* _WHAT IS BEING ASKED_:
Find every line of the listing below where "provided" appears, and copy it.

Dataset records
# # # #

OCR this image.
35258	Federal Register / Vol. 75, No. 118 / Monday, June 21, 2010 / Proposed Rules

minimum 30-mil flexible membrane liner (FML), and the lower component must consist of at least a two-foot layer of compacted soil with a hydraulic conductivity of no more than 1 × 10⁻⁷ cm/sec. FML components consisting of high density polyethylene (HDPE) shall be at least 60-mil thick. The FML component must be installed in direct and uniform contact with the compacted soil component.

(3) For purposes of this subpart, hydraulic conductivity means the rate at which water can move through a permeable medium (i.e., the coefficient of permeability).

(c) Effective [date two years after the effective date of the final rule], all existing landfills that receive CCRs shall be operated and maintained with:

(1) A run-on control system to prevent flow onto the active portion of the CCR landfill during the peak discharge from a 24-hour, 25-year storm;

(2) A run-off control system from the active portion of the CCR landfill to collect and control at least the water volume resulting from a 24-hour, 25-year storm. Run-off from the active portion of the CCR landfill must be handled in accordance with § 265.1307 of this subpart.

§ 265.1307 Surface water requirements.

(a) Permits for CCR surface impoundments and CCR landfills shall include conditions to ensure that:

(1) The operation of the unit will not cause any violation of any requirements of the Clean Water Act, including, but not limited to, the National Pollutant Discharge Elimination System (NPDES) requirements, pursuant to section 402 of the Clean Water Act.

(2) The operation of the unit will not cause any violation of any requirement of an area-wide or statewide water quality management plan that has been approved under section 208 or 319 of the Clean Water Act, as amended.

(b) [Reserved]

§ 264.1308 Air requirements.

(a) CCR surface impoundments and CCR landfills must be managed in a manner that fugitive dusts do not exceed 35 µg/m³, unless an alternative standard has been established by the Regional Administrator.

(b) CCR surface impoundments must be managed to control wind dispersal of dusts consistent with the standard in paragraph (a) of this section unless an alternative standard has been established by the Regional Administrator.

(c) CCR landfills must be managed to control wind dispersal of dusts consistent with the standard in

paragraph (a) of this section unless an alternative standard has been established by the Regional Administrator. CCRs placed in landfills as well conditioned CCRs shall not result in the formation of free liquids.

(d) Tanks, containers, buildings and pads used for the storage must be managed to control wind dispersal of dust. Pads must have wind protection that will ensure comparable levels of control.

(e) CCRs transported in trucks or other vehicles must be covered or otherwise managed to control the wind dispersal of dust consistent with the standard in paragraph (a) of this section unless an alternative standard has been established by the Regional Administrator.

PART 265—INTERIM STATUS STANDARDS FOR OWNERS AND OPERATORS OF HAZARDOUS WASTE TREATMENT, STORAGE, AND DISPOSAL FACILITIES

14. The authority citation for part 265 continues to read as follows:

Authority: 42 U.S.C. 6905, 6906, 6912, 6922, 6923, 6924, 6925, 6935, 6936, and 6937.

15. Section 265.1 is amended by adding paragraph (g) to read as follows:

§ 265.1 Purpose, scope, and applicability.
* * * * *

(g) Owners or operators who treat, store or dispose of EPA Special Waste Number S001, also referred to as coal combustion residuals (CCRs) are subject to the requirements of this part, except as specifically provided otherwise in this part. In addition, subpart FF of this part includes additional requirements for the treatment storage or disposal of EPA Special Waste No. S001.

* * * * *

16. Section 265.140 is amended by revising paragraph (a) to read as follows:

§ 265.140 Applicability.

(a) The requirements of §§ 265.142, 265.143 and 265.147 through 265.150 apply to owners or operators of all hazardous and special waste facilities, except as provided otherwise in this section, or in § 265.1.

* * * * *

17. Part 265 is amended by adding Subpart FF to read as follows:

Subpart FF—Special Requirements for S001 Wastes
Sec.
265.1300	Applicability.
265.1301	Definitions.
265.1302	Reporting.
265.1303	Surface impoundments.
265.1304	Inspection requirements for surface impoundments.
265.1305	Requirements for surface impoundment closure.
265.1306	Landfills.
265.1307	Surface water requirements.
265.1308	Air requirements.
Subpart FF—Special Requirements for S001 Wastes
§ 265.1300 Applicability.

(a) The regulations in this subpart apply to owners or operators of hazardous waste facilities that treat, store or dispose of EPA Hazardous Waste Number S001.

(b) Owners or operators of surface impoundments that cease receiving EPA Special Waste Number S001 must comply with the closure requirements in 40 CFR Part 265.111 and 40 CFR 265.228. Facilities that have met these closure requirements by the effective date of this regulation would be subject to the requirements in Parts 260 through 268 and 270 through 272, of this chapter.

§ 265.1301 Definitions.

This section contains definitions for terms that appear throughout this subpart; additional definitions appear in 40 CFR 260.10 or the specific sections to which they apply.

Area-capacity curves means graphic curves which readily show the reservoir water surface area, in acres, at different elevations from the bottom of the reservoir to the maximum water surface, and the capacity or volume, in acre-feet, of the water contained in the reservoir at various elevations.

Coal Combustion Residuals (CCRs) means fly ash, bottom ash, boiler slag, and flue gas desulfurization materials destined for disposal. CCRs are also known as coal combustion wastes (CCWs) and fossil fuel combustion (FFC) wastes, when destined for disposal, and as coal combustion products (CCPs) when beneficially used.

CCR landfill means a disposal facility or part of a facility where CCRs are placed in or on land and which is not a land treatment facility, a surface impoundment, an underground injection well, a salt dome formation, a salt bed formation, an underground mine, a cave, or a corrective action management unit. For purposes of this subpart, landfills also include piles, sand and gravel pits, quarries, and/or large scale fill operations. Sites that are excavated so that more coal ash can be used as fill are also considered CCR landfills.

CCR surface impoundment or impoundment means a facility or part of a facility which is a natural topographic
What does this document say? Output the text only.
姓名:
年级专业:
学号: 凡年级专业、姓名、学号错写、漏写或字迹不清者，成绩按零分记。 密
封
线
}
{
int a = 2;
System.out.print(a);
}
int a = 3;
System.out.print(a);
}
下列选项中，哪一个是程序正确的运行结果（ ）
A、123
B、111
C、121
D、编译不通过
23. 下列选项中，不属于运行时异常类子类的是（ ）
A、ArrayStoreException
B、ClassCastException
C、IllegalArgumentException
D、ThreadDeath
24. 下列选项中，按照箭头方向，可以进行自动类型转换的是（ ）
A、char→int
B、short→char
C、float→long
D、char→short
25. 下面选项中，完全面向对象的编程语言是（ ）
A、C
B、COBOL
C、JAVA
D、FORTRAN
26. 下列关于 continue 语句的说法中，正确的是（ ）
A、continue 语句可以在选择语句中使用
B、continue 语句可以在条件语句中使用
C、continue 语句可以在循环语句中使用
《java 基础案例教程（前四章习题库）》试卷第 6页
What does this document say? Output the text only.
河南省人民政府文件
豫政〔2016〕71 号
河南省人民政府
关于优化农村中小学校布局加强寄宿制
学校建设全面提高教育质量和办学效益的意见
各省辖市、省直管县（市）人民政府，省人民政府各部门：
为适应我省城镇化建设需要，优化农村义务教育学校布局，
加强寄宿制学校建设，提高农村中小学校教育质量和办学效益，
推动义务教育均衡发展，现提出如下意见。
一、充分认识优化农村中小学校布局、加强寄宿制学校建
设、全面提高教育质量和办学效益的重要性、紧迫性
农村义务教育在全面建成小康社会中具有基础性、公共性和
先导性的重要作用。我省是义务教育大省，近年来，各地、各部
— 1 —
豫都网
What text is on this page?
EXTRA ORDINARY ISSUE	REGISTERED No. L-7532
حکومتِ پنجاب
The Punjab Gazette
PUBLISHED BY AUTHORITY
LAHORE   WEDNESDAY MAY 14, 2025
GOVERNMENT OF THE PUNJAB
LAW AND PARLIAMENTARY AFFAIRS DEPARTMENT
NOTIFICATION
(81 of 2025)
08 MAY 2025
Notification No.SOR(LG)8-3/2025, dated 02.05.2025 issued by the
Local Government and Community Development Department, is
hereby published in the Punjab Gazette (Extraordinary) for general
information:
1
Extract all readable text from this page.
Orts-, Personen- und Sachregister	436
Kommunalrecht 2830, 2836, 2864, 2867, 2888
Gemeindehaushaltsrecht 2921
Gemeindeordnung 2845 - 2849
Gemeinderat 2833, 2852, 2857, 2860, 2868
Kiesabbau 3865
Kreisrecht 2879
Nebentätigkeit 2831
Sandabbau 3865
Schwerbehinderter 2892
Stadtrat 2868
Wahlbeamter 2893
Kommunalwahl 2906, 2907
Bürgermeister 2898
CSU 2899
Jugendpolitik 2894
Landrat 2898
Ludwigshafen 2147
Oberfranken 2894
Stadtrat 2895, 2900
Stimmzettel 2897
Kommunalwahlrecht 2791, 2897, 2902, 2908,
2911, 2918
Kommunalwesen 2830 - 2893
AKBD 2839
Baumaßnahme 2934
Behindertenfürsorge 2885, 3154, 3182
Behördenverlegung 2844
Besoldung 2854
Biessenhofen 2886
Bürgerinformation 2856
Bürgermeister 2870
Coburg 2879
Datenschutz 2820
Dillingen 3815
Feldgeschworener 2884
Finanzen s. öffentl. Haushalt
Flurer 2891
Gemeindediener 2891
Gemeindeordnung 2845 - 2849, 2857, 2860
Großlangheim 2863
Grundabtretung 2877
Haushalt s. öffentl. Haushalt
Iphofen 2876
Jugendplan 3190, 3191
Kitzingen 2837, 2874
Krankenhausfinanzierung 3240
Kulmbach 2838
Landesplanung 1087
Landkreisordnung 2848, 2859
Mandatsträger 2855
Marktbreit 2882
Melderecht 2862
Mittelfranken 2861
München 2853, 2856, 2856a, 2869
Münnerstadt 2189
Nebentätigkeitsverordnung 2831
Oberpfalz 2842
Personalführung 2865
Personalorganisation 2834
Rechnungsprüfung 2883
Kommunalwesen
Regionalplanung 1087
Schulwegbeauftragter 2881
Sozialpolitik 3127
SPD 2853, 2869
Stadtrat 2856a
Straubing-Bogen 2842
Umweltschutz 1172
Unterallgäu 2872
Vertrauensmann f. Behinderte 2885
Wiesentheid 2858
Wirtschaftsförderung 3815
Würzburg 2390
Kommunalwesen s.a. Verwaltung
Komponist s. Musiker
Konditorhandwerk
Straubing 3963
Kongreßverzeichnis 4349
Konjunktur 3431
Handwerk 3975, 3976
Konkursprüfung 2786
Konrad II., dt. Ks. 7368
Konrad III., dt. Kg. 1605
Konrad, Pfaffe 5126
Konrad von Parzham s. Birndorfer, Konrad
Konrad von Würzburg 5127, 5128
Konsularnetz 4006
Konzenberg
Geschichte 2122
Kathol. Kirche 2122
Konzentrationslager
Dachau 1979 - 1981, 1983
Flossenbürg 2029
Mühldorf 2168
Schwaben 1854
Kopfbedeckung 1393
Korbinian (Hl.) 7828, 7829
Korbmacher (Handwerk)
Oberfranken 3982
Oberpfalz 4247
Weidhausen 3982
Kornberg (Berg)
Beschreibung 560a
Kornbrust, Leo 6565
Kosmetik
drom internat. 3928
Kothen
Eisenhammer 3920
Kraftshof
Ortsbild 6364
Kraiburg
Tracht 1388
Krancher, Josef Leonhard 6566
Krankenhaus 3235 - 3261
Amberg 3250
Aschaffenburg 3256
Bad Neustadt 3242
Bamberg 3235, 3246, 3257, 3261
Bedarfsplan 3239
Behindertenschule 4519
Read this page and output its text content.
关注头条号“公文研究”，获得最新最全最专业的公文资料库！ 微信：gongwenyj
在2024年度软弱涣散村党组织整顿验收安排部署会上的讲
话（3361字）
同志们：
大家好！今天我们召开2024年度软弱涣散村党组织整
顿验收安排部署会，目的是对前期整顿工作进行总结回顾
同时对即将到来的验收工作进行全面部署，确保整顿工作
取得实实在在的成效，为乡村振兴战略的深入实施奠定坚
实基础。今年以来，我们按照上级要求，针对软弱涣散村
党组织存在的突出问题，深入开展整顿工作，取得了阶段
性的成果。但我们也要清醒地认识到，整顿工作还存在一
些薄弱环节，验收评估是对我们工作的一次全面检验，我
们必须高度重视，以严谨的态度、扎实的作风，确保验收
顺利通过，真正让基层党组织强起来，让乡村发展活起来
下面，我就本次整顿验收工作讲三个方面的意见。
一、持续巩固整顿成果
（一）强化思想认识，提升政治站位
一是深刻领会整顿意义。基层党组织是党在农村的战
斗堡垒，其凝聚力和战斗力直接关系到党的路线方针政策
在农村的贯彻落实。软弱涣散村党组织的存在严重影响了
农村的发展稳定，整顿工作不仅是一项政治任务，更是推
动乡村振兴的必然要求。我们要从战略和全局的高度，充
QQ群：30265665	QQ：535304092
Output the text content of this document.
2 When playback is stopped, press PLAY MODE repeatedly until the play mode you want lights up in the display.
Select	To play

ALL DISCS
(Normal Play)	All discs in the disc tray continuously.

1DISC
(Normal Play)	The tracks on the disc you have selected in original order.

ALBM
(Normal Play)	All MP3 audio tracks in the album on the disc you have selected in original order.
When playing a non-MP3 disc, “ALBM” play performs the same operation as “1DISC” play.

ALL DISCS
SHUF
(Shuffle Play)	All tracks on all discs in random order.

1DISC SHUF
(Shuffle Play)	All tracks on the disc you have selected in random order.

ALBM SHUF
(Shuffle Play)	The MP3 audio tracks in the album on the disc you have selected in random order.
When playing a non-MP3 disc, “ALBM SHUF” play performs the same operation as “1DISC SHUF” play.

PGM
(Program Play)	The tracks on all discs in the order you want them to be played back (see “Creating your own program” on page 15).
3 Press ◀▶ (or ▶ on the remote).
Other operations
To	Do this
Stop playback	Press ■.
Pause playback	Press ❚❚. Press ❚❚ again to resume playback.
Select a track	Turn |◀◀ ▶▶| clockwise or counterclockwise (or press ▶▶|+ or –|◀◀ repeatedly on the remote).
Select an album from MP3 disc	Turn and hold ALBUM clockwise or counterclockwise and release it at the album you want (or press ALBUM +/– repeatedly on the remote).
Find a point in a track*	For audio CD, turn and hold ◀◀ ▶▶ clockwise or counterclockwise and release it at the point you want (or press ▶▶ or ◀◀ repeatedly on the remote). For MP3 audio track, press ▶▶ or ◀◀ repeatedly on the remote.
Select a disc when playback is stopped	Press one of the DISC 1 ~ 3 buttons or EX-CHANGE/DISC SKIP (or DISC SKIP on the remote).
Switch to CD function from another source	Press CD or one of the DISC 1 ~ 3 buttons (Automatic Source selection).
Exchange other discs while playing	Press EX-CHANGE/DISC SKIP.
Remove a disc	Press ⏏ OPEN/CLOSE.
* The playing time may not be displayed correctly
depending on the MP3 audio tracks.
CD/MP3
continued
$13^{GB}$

# # # #

* _PROBLEM SOLUTION_:
(g) Owners or operators who treat, store or dispose of EPA Special Waste Number S001, also referred to as coal combustion residuals (CCRs) are subject to the requirements of this part, except as specifically provided otherwise in this part. In addition, subpart FF of this part includes additional requirements for the treatment storage or disposal of EPA Special Waste No. S001.
(a) The requirements of §§ 265.142, 265.143 and 265.147 through 265.150 apply to owners or operators of all hazardous and special waste facilities, except as provided otherwise in this section, or in § 265.1.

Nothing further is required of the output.